Material shown
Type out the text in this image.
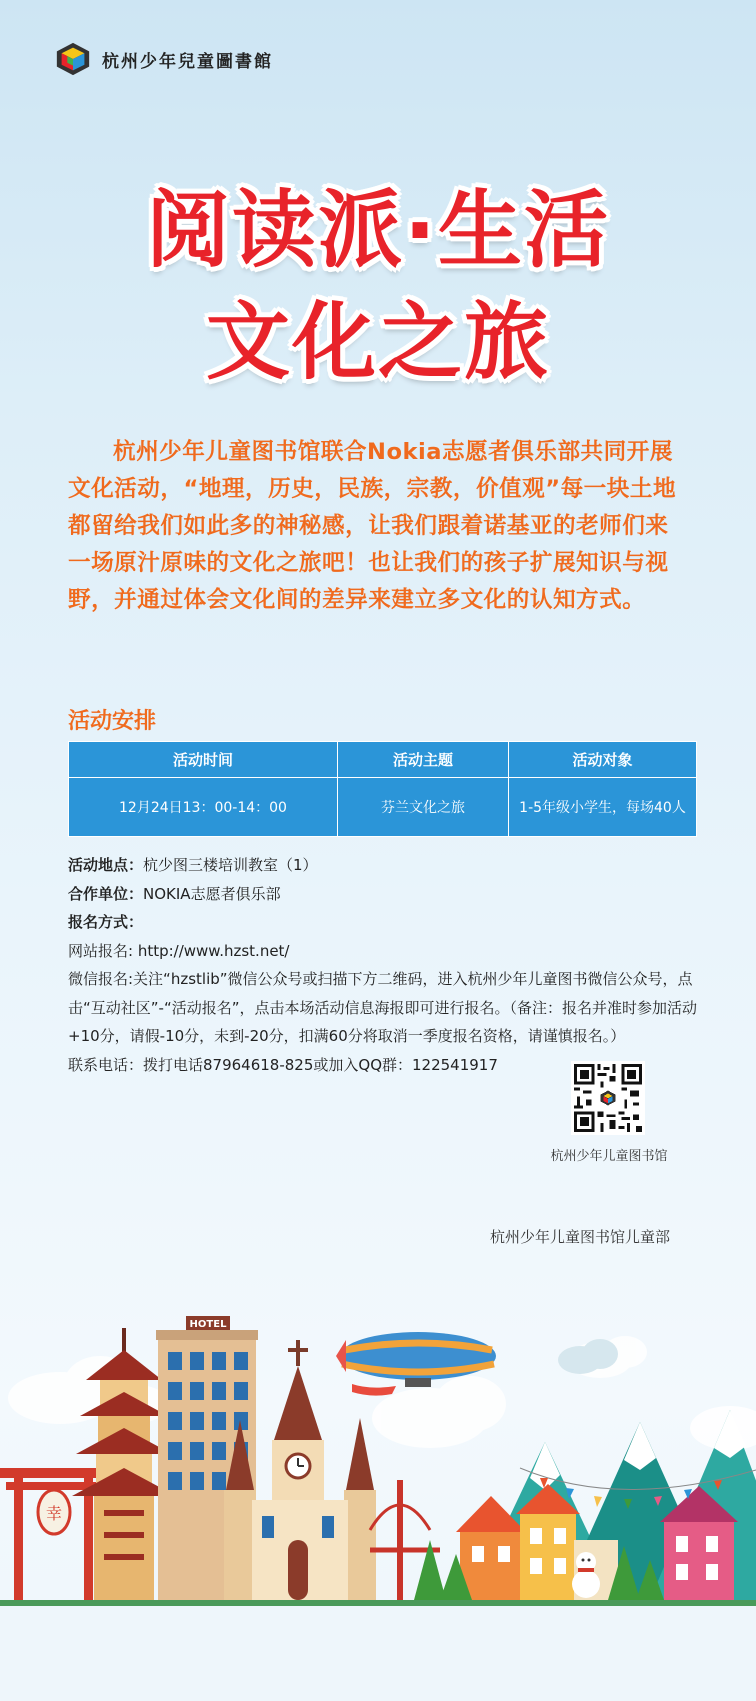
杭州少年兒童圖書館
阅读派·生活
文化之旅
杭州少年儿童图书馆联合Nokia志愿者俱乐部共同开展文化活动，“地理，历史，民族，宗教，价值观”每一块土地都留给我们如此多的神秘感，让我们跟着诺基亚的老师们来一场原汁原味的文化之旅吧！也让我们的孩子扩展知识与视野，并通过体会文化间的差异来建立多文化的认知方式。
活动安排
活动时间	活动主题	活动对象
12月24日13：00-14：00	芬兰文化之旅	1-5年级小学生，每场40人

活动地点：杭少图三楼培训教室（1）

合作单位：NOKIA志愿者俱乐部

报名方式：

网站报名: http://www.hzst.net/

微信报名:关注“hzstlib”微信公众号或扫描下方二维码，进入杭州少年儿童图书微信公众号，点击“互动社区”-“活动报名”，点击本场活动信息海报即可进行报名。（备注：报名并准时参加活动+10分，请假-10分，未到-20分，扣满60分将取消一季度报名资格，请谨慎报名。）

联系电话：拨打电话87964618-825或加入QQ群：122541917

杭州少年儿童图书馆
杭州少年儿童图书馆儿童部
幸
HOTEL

--

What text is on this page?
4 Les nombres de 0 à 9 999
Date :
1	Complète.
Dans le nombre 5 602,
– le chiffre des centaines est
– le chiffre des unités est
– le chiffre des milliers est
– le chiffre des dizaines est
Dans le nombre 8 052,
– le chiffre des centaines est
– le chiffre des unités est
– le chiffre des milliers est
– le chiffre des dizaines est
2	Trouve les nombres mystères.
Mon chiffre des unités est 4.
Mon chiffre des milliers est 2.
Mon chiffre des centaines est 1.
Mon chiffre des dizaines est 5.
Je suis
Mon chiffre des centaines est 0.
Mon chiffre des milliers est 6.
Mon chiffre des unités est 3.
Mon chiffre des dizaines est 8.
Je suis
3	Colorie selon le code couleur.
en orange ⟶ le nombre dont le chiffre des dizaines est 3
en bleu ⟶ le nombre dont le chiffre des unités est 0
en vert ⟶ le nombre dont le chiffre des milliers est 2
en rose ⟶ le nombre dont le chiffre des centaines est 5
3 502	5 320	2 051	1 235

==

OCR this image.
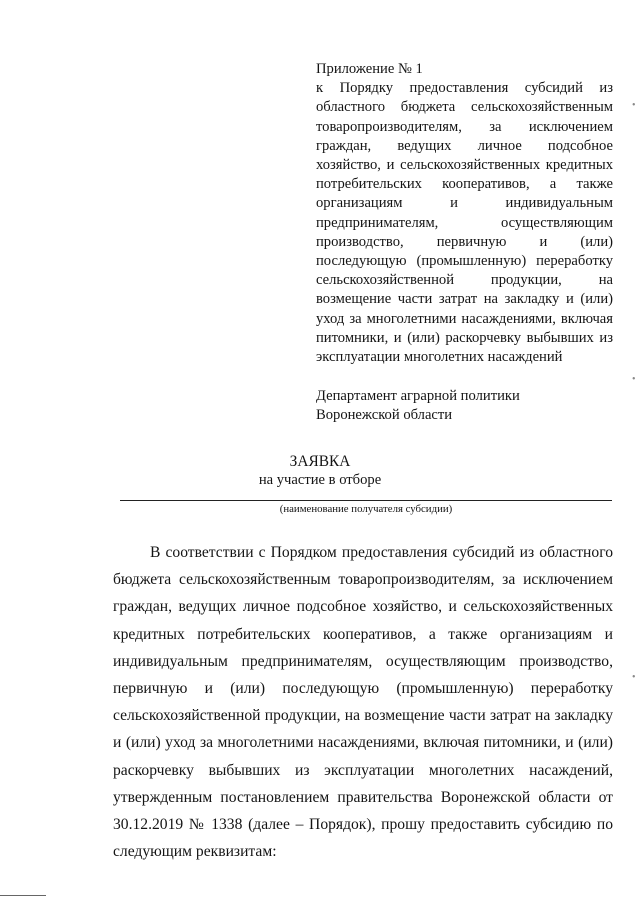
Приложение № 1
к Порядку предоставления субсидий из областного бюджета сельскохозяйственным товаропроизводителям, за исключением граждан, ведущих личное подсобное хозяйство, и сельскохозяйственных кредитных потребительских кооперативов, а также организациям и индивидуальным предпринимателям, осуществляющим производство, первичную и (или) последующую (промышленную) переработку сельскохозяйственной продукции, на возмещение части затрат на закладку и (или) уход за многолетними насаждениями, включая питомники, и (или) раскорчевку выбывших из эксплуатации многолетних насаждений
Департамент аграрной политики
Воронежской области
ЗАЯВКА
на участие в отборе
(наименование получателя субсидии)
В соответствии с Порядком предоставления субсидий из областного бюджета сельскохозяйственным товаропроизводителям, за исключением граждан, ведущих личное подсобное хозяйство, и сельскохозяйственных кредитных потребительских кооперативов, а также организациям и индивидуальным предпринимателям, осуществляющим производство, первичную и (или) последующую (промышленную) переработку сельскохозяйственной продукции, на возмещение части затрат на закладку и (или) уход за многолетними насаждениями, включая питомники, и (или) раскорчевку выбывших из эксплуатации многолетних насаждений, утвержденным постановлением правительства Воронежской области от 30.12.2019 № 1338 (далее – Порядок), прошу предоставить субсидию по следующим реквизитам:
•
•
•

The problem
Locate the word "Dans" in the data above. Copy every line carrying it.

Task response
Dans le nombre 5 602,
Dans le nombre 8 052,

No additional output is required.